> [Exercise]
What is needed is an exact copy of the entries below, from the line that contains "What text is on this page?" through the final line, both included, and nothing else.
++++ Records for the task
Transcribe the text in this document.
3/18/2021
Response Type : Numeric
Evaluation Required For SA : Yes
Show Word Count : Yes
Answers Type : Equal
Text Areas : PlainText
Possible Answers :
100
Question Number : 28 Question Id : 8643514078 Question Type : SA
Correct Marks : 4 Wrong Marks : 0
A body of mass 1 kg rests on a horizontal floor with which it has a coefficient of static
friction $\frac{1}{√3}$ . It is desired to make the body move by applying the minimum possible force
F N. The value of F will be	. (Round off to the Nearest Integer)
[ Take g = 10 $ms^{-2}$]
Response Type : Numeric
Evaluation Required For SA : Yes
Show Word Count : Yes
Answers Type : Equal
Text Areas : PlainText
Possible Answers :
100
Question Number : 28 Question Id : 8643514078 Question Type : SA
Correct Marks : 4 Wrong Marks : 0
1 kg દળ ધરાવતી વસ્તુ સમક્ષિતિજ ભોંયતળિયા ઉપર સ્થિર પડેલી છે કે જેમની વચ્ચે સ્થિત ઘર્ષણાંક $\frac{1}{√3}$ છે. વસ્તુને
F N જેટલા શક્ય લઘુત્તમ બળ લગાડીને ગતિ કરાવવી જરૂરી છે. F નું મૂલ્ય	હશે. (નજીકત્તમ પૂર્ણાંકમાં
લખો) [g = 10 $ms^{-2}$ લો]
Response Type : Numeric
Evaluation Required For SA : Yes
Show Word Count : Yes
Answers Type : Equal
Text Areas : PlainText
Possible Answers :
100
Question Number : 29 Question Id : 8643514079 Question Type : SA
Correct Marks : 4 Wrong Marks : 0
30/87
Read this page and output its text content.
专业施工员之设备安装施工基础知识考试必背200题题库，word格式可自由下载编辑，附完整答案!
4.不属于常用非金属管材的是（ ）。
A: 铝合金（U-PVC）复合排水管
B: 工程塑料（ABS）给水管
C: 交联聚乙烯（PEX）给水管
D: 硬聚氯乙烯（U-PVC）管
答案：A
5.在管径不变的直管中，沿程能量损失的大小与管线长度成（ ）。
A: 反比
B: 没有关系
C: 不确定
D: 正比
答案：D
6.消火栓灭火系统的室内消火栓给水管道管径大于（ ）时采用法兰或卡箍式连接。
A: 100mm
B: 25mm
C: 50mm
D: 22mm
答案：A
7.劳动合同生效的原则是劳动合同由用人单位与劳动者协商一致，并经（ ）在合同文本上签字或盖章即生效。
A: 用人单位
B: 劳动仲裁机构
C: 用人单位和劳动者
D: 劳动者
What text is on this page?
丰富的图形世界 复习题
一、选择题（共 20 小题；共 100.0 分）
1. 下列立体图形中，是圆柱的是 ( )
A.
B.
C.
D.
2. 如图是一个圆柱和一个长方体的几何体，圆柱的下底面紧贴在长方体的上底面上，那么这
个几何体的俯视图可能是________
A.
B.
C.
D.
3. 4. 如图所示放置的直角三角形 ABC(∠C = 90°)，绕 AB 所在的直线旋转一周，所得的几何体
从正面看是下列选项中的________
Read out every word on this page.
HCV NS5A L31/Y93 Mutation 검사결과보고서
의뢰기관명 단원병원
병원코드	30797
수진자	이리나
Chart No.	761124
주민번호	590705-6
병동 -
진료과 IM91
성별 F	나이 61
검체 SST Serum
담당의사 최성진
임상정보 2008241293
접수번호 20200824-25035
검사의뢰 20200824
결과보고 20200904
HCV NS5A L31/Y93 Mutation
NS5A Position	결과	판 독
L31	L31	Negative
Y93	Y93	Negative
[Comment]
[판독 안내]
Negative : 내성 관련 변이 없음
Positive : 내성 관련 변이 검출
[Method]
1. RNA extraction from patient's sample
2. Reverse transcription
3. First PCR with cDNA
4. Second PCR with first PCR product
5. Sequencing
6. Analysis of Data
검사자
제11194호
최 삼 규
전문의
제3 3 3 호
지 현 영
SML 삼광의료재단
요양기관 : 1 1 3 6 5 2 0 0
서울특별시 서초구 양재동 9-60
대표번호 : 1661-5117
++++++++
> [Exercise result]
What text is on this page?
丰富的图形世界 复习题
一、选择题（共 20 小题；共 100.0 分）
1. 下列立体图形中，是圆柱的是 ( )
A.
B.
C.
D.
2. 如图是一个圆柱和一个长方体的几何体，圆柱的下底面紧贴在长方体的上底面上，那么这
个几何体的俯视图可能是________
A.
B.
C.
D.
3. 4. 如图所示放置的直角三角形 ABC(∠C = 90°)，绕 AB 所在的直线旋转一周，所得的几何体
从正面看是下列选项中的________
Read out every word on this page.
HCV NS5A L31/Y93 Mutation 검사결과보고서
의뢰기관명 단원병원
병원코드	30797
수진자	이리나
Chart No.	761124
주민번호	590705-6
병동 -
진료과 IM91
성별 F	나이 61
검체 SST Serum
담당의사 최성진
임상정보 2008241293
접수번호 20200824-25035
검사의뢰 20200824
결과보고 20200904
HCV NS5A L31/Y93 Mutation
NS5A Position	결과	판 독
L31	L31	Negative
Y93	Y93	Negative
[Comment]
[판독 안내]
Negative : 내성 관련 변이 없음
Positive : 내성 관련 변이 검출
[Method]
1. RNA extraction from patient's sample
2. Reverse transcription
3. First PCR with cDNA
4. Second PCR with first PCR product
5. Sequencing
6. Analysis of Data
검사자
제11194호
최 삼 규
전문의
제3 3 3 호
지 현 영
SML 삼광의료재단
요양기관 : 1 1 3 6 5 2 0 0
서울특별시 서초구 양재동 9-60
대표번호 : 1661-5117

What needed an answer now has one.